• Short exercise:
Starting at the first line of the listing and ending at the line that contains "270, 596, 302]", output those lines as a Markdown table with the columns Row and Line. Number each row and leave out blank lines.

··· Supplied material

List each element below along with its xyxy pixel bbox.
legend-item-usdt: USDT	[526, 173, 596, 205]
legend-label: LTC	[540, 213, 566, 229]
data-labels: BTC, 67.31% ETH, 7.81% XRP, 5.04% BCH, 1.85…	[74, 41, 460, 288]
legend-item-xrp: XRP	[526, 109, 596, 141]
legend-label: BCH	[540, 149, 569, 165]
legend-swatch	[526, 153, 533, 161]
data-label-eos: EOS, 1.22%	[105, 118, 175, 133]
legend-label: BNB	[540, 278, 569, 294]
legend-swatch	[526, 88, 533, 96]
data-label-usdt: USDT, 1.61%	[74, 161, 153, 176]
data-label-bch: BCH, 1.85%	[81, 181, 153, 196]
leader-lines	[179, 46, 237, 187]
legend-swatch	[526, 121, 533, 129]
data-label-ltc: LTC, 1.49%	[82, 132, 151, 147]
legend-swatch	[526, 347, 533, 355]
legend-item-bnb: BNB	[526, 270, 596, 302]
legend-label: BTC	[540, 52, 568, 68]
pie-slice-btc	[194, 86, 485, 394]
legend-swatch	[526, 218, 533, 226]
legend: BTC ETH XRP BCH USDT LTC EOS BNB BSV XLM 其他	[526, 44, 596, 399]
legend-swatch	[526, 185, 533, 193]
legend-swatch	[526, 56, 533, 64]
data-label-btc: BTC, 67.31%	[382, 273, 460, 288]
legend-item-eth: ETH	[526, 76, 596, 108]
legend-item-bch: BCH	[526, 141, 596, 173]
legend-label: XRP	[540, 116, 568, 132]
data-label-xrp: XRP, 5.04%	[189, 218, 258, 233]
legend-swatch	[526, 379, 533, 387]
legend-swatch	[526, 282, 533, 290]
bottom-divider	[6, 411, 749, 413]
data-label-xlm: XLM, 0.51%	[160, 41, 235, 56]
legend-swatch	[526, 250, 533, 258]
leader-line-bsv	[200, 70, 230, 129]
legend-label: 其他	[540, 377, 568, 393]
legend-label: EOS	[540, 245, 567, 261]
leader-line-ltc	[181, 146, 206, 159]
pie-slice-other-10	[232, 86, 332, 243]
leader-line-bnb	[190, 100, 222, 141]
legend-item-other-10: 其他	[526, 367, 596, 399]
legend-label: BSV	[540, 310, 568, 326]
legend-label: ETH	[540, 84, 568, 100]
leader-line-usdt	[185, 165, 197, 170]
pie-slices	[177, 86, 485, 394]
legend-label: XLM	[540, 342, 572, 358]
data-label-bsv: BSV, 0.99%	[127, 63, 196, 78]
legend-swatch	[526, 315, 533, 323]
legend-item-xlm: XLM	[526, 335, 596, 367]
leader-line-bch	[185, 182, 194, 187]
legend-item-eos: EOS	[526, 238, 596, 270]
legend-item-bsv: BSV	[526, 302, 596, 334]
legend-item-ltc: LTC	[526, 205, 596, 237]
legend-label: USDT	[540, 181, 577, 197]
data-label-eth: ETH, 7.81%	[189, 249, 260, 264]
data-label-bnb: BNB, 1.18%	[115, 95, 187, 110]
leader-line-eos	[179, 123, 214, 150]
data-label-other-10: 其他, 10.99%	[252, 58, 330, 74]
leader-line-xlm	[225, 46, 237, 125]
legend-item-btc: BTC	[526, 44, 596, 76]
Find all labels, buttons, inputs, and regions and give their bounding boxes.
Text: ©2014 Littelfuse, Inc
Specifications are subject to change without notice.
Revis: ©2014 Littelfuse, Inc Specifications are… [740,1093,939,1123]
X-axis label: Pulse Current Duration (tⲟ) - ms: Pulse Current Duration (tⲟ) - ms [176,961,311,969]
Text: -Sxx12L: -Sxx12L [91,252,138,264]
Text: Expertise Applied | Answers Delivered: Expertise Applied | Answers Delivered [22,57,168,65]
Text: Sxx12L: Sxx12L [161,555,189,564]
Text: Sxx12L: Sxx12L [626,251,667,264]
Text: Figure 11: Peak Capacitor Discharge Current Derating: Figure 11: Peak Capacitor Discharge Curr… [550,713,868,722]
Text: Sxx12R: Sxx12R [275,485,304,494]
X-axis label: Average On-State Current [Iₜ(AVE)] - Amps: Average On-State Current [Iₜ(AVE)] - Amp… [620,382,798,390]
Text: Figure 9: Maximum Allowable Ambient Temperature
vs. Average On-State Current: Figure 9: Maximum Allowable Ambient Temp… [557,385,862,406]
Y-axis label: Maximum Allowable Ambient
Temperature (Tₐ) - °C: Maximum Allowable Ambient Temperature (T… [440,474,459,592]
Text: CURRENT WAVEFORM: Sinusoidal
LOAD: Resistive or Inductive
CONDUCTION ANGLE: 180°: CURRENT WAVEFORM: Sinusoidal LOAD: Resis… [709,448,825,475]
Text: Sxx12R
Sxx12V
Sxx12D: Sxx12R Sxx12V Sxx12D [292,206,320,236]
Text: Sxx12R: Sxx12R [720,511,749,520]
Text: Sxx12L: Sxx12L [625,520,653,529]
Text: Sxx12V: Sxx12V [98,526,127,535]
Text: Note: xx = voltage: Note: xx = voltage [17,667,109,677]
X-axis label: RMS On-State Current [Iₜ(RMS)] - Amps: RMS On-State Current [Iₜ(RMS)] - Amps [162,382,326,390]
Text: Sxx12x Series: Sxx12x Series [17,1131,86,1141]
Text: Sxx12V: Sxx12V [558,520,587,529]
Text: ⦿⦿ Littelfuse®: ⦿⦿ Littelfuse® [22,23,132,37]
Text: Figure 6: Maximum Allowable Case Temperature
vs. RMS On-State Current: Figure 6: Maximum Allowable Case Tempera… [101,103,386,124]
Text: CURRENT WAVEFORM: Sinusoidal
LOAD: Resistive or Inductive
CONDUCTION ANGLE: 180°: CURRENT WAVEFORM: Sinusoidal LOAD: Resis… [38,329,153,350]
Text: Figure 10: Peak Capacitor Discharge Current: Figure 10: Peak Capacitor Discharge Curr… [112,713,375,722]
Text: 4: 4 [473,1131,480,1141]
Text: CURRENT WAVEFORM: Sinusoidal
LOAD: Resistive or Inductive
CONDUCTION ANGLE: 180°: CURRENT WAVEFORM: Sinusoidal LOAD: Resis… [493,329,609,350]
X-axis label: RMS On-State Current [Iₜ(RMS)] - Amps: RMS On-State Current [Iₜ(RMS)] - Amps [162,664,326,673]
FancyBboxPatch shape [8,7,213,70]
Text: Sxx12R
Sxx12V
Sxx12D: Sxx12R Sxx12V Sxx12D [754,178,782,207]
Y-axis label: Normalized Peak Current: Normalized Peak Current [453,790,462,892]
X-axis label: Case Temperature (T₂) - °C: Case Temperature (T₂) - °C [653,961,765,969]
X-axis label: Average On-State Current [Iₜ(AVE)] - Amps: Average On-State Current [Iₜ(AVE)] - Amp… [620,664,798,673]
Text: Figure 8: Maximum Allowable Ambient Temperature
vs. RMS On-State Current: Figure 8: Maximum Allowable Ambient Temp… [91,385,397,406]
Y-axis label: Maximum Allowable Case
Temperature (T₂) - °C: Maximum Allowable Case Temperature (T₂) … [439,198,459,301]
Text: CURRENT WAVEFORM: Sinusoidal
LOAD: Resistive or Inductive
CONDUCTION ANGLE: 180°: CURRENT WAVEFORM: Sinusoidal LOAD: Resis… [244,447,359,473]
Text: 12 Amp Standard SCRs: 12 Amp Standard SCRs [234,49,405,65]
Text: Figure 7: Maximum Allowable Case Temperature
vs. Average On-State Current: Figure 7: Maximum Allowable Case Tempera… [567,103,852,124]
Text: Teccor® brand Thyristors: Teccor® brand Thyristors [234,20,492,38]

······

• Problem solution:
| Row | Line |
|---|---|
| 1 | List each element below along with its xyxy pixel bbox. |
| 2 | legend-item-usdt: USDT	[526, 173, 596, 205] |
| 3 | legend-label: LTC	[540, 213, 566, 229] |
| 4 | data-labels: BTC, 67.31% ETH, 7.81% XRP, 5.04% BCH, 1.85…	[74, 41, 460, 288] |
| 5 | legend-item-xrp: XRP	[526, 109, 596, 141] |
| 6 | legend-label: BCH	[540, 149, 569, 165] |
| 7 | legend-swatch	[526, 153, 533, 161] |
| 8 | data-label-eos: EOS, 1.22%	[105, 118, 175, 133] |
| 9 | legend-label: BNB	[540, 278, 569, 294] |
| 10 | legend-swatch	[526, 88, 533, 96] |
| 11 | data-label-usdt: USDT, 1.61%	[74, 161, 153, 176] |
| 12 | data-label-bch: BCH, 1.85%	[81, 181, 153, 196] |
| 13 | leader-lines	[179, 46, 237, 187] |
| 14 | legend-swatch	[526, 121, 533, 129] |
| 15 | data-label-ltc: LTC, 1.49%	[82, 132, 151, 147] |
| 16 | legend-swatch	[526, 347, 533, 355] |
| 17 | legend-item-bnb: BNB	[526, 270, 596, 302] |